Dataset listings of figures:
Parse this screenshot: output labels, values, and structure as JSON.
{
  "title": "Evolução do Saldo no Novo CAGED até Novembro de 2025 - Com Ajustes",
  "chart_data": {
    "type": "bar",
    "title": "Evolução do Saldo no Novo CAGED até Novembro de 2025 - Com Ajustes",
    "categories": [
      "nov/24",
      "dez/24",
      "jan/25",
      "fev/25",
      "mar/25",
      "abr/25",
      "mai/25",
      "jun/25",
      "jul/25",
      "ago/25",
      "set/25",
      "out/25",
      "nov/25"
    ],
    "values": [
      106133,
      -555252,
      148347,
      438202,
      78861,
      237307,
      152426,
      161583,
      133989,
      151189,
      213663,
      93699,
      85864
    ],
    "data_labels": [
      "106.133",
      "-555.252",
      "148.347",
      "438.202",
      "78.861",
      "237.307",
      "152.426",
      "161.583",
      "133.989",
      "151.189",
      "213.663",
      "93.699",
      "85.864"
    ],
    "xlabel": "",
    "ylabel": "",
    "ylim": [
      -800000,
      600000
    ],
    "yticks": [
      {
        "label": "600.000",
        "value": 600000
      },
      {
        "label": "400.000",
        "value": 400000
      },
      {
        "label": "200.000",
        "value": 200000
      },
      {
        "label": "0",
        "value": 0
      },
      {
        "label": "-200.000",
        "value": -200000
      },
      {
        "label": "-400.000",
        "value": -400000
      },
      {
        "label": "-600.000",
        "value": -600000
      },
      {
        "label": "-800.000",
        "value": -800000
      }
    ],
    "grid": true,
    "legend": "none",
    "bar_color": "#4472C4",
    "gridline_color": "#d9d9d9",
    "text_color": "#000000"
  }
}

CHALLENGE:
Copy out each line of the entries that holds "Saldo".

TASK SOLUTION:
  "title": "Evolução do Saldo no Novo CAGED até Novembro de 2025 - Com Ajustes",
    "title": "Evolução do Saldo no Novo CAGED até Novembro de 2025 - Com Ajustes",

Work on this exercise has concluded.